* _Directive_
In the material below, list every line carrying the string "name".

• • • • • • •

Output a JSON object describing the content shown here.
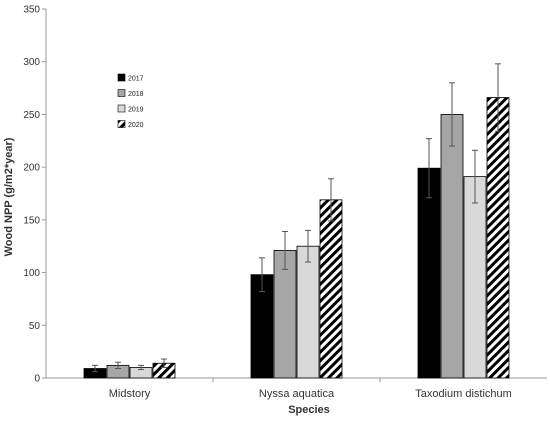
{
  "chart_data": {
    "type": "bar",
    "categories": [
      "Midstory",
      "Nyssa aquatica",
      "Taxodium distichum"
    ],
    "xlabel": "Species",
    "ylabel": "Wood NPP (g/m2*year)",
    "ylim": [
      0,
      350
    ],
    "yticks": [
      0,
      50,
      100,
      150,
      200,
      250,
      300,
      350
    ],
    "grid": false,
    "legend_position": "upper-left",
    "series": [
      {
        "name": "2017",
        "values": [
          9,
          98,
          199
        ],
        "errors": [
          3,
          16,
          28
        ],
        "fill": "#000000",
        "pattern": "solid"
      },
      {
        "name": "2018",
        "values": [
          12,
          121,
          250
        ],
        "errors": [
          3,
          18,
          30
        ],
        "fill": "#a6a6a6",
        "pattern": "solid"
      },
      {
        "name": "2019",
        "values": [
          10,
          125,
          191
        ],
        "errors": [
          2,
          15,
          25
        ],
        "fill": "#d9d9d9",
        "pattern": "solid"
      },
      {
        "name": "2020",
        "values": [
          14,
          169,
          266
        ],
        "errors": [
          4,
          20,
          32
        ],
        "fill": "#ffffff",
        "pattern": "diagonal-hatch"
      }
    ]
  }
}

• • • • • • •

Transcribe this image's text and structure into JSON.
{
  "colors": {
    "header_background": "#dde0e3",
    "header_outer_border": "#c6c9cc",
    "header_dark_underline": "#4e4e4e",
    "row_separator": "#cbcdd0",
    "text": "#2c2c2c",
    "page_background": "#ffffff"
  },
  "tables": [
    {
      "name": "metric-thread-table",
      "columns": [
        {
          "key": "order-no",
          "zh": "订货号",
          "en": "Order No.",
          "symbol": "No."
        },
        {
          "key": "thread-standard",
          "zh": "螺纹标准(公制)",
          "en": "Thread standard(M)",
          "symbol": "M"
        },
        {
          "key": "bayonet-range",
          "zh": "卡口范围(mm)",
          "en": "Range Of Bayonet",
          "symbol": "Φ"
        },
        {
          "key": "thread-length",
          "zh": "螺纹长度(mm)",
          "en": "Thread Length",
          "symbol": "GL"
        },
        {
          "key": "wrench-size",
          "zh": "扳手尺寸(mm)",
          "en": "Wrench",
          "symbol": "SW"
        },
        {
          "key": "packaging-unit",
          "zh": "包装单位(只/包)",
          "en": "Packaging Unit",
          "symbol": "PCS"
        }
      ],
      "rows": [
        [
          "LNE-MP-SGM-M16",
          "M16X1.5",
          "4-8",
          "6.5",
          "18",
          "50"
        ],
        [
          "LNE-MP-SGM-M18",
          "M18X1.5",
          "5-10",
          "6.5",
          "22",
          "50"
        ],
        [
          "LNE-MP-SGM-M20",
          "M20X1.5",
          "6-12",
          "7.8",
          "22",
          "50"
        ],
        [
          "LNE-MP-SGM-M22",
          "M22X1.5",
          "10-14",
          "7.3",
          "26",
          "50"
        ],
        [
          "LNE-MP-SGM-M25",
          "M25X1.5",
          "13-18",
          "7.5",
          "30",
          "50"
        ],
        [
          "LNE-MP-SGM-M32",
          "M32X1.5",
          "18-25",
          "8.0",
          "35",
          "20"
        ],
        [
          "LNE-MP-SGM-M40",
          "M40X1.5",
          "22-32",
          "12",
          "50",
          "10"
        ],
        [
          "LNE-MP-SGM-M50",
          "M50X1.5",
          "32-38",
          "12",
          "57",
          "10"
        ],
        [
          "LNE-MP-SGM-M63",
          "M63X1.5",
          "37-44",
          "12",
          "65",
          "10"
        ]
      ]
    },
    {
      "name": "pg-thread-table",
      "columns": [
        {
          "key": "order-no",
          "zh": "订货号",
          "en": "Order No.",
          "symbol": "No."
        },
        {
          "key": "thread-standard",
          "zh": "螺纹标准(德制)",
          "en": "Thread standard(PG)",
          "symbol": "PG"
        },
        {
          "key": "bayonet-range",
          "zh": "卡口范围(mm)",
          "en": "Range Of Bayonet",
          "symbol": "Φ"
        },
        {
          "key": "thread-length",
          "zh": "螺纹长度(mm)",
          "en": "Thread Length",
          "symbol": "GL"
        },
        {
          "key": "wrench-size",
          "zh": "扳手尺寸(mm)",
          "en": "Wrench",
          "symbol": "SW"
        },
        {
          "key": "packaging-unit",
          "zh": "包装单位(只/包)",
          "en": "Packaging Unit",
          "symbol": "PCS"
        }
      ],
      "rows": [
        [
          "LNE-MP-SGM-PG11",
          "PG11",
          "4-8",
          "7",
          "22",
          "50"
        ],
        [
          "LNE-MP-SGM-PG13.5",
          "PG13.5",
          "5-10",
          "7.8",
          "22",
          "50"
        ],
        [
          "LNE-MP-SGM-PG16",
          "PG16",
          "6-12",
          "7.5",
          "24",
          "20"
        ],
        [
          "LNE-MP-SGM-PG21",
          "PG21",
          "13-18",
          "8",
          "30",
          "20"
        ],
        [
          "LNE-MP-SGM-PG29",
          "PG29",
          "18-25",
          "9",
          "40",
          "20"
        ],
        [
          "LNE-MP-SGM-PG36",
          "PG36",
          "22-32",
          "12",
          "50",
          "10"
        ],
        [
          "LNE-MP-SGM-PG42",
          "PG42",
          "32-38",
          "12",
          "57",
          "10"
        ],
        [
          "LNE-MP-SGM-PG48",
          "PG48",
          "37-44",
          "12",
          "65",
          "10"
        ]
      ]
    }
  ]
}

• • • • • • •

* _Problem solution_
        "name": "2017",
        "name": "2018",
        "name": "2019",
        "name": "2020",
      "name": "metric-thread-table",
      "name": "pg-thread-table",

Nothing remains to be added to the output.